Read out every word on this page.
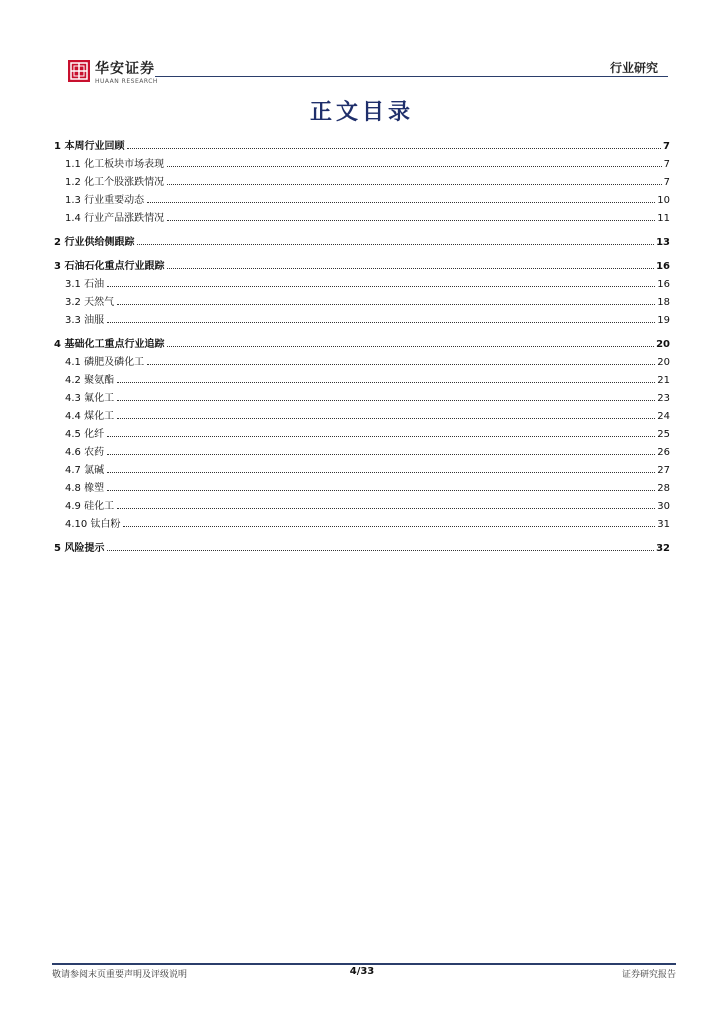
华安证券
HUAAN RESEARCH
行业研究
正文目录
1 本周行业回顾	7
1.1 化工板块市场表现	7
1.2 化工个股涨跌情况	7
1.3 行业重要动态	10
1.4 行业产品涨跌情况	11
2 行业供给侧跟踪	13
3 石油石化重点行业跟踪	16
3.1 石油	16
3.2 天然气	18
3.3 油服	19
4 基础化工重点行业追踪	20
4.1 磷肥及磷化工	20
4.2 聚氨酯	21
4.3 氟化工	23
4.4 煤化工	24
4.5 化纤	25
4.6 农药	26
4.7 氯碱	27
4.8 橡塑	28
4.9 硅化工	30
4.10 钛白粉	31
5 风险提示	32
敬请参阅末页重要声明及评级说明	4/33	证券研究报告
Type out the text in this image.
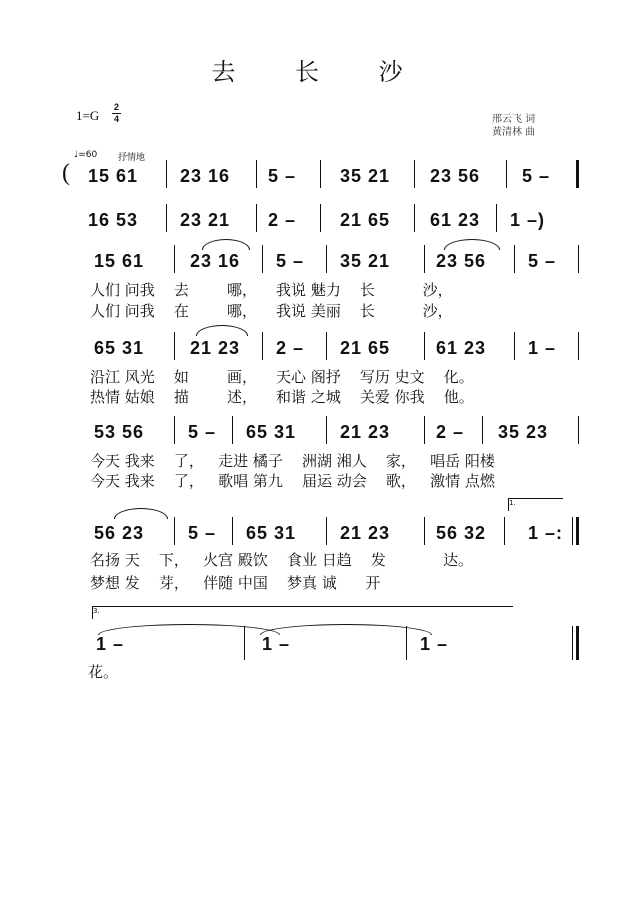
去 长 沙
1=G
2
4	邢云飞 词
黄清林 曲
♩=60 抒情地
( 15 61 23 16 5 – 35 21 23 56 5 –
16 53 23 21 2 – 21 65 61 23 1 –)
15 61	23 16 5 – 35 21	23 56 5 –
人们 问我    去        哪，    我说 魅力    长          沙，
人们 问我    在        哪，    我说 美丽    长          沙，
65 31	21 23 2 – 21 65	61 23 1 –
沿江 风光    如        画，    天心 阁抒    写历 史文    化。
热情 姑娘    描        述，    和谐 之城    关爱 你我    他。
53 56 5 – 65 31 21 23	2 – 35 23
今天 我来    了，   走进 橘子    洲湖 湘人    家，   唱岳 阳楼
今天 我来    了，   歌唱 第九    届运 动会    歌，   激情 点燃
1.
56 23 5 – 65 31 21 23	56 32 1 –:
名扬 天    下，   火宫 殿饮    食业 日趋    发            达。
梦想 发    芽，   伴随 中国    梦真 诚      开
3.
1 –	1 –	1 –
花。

__________

Requirements - Retype the whole listing exactly and leave the pictures out.

Full response -
Read out every word on this page.
华安证券
HUAAN RESEARCH
行业研究
正文目录
1 本周行业回顾	7
1.1 化工板块市场表现	7
1.2 化工个股涨跌情况	7
1.3 行业重要动态	10
1.4 行业产品涨跌情况	11
2 行业供给侧跟踪	13
3 石油石化重点行业跟踪	16
3.1 石油	16
3.2 天然气	18
3.3 油服	19
4 基础化工重点行业追踪	20
4.1 磷肥及磷化工	20
4.2 聚氨酯	21
4.3 氟化工	23
4.4 煤化工	24
4.5 化纤	25
4.6 农药	26
4.7 氯碱	27
4.8 橡塑	28
4.9 硅化工	30
4.10 钛白粉	31
5 风险提示	32
敬请参阅末页重要声明及评级说明	4/33	证券研究报告
Type out the text in this image.
去 长 沙
1=G
2
4	邢云飞 词
黄清林 曲
♩=60 抒情地
( 15 61 23 16 5 – 35 21 23 56 5 –
16 53 23 21 2 – 21 65 61 23 1 –)
15 61	23 16 5 – 35 21	23 56 5 –
人们 问我    去        哪，    我说 魅力    长          沙，
人们 问我    在        哪，    我说 美丽    长          沙，
65 31	21 23 2 – 21 65	61 23 1 –
沿江 风光    如        画，    天心 阁抒    写历 史文    化。
热情 姑娘    描        述，    和谐 之城    关爱 你我    他。
53 56 5 – 65 31 21 23	2 – 35 23
今天 我来    了，   走进 橘子    洲湖 湘人    家，   唱岳 阳楼
今天 我来    了，   歌唱 第九    届运 动会    歌，   激情 点燃
1.
56 23 5 – 65 31 21 23	56 32 1 –:
名扬 天    下，   火宫 殿饮    食业 日趋    发            达。
梦想 发    芽，   伴随 中国    梦真 诚      开
3.
1 –	1 –	1 –
花。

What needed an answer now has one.